----- Provided text -----

IPv6 is an integral end-to-end capability of the entire UH network. The campus network provides IPv4 and IPv6 connectivity to every building and room within the campus and IPv6 is fully supported on the wide area as well. UH was an early and active adopter of IPv6, driven by our relationships with Asian R&E networks and our longstanding close connections with the Defense Research and Engineering Network (DREN), the early IPv6 adopter within the U.S. government. UH founded and facilitates the Hawai‘i IPv6 Task Force, which promotes IPv6 across the public and private sectors statewide.

UH has also embraced the perfSONAR framework, primarily through our work in the NSF International Research Network Connection (IRNC) program. UH network engineers provide active leadership in the “perfSONAR club.” Strategic deployment of perfSONAR nodes around the UH network has proven to be invaluable in diagnosing performance problems and anomalies and needs to be expanded on campus to support network monitoring and management.

Moving forward, UH has been selected for deployment of a GENI rack during the next spiral. GENI, and more broadly, software defined networking, must be explored to bring additional capabilities in support of advanced research as well as network management.

Identity and Access Management

The UH has deployed the UH Identity Management System (UHIMS) for enterprise identity and access Management utilizing a mix of home grown, Internet2, and InCommon software. UHIMS [UHIMS] currently provides the following features:

  • Person Registry - the Person Registry is integrated with all ERP systems that contain person information
  • Directory Information Provisioners: Directory information is provisioned to AD, LDAP, Grouper, as well as to a number of administrative services.
  • Authentication and Authorization Services - single sign-on authentication and authorization functions are provided via our deployment of the JA-SIG (now Apereo) Central Authentication Service (CAS) and the Internet2 Shibboleth Identity Server.
  • Federation: UH is an InCommon member and participates in identity federation, enabling access to resources such as NSF’s research.gov website via UH institutional credentials.

Future plans to enhance federated identity services via UHIMS include the following:

  • “Shibbolizing” key research services, such as Drupal data portals and collaboration services to enable full participation by collaborators at other InCommon institutions and organizations.
  • Utilization of Grouper for centralized entitlement management (authorizations).
  • Implementation of multifactor authentication and the business practices required for assertion of InCommon Bronze and Silver Levels of Assurance.

Education and Training

The transformation of research to embrace cyberinfrastructure empowered approaches will not simply occur when the physical and logical cyberinfrastructure is provided. UH must fully integrate its support of active researchers with its human resource development activities. UH has just hired its first Director of Cyberinfrastructure, who will serve as the lead for cyberinfrastructure training programs. With limited resources, UH must leverage existing and emerging national-scale programs. The Director of Cyberinfrastructure will be the UH focal point for engagement in programs such as XSEDE through its Campus Champions
program, opportunities available with and through EPSCoR to develop cyberinfrastructure capacity throughout its jurisdictions, CASC, and others. Hawai‘i must also engage in development of curriculum in computational sciences, support undergraduate and graduate students engaged in cyberinfrastructure-enabled research under the direction of active investigators, share information and collaboration opportunities within Hawai‘i regarding effective uses of cyberinfrastructure in UH research programs.

----- Dataset content -----

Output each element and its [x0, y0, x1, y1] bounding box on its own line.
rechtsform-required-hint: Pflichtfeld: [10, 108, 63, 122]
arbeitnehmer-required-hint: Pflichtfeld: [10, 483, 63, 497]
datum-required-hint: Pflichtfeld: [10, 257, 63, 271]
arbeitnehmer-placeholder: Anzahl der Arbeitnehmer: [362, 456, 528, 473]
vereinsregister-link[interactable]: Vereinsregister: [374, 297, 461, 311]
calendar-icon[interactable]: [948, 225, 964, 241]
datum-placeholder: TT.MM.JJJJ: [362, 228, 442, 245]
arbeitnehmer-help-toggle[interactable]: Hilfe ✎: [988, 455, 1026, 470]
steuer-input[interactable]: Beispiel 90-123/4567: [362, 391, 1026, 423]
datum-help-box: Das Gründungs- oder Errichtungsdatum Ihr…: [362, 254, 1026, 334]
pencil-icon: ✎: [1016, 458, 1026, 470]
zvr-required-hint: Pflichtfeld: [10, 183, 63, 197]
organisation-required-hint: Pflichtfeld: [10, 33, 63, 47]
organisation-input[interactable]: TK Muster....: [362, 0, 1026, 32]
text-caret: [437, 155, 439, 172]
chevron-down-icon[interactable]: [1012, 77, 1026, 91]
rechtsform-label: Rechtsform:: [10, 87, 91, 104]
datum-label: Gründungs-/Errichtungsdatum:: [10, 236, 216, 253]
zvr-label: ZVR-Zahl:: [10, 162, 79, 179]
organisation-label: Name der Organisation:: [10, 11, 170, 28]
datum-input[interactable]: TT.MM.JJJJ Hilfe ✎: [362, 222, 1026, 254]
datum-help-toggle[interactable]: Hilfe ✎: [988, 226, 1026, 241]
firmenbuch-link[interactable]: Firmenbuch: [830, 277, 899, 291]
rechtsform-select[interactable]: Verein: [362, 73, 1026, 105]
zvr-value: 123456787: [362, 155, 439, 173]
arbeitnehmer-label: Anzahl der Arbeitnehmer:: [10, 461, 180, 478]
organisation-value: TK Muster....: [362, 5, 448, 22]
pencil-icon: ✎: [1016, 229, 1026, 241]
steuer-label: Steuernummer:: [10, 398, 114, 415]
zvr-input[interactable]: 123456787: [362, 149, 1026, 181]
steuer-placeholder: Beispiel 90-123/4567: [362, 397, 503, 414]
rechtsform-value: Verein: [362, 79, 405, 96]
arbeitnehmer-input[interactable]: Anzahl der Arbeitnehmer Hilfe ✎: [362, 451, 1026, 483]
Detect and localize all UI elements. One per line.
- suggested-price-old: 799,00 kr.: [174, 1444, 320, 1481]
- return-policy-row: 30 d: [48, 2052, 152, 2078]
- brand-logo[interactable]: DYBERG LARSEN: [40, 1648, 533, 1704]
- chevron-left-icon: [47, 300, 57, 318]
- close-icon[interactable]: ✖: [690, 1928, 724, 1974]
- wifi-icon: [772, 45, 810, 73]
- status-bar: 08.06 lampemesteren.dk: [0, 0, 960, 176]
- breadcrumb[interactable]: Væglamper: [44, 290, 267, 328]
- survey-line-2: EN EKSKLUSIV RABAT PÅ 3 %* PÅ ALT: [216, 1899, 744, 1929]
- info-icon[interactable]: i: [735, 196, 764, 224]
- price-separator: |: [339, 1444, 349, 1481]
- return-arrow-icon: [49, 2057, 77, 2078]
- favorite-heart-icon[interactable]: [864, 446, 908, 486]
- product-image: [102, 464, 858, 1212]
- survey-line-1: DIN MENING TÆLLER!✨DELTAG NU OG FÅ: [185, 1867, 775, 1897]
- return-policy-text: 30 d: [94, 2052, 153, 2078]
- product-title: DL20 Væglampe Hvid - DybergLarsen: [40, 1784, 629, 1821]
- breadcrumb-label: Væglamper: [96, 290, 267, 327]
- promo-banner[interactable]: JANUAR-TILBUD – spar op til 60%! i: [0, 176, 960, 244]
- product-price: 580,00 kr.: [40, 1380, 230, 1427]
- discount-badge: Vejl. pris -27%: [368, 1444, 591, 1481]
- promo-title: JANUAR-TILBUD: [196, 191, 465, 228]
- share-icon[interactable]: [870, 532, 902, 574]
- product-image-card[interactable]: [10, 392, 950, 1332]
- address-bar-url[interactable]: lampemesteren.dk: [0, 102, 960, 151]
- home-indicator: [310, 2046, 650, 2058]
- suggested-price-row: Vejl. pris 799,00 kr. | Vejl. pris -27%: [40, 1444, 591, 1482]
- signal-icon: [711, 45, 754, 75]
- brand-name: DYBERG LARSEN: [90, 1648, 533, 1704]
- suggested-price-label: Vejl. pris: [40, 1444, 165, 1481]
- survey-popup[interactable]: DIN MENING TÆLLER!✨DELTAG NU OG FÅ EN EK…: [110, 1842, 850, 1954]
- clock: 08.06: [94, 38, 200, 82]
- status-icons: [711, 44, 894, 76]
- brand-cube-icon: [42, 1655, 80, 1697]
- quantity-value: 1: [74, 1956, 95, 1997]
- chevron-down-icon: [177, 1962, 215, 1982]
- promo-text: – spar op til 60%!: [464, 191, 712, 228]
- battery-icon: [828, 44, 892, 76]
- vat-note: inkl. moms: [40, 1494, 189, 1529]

-----

#### Set of tasks
[1] Which features does the passage on UH's network and cyberinfrastructure say UHIMS currently provides? List each one.
[2] Transcribe the passage on UH's network and cyberinfrastructure, starting at "The UH has deployed" and ending at "Shibboleth Identity Server.".

#### Solutions to the exercise
[1]
Person Registry
Directory Information Provisioners
Authentication and Authorization Services
Federation

[2]
The UH has deployed the UH Identity Management System (UHIMS) for enterprise identity and access Management utilizing a mix of home grown, Internet2, and InCommon software. UHIMS [UHIMS] currently provides the following features:

  • Person Registry - the Person Registry is integrated with all ERP systems that contain person information
  • Directory Information Provisioners: Directory information is provisioned to AD, LDAP, Grouper, as well as to a number of administrative services.
  • Authentication and Authorization Services - single sign-on authentication and authorization functions are provided via our deployment of the JA-SIG (now Apereo) Central Authentication Service (CAS) and the Internet2 Shibboleth Identity Server.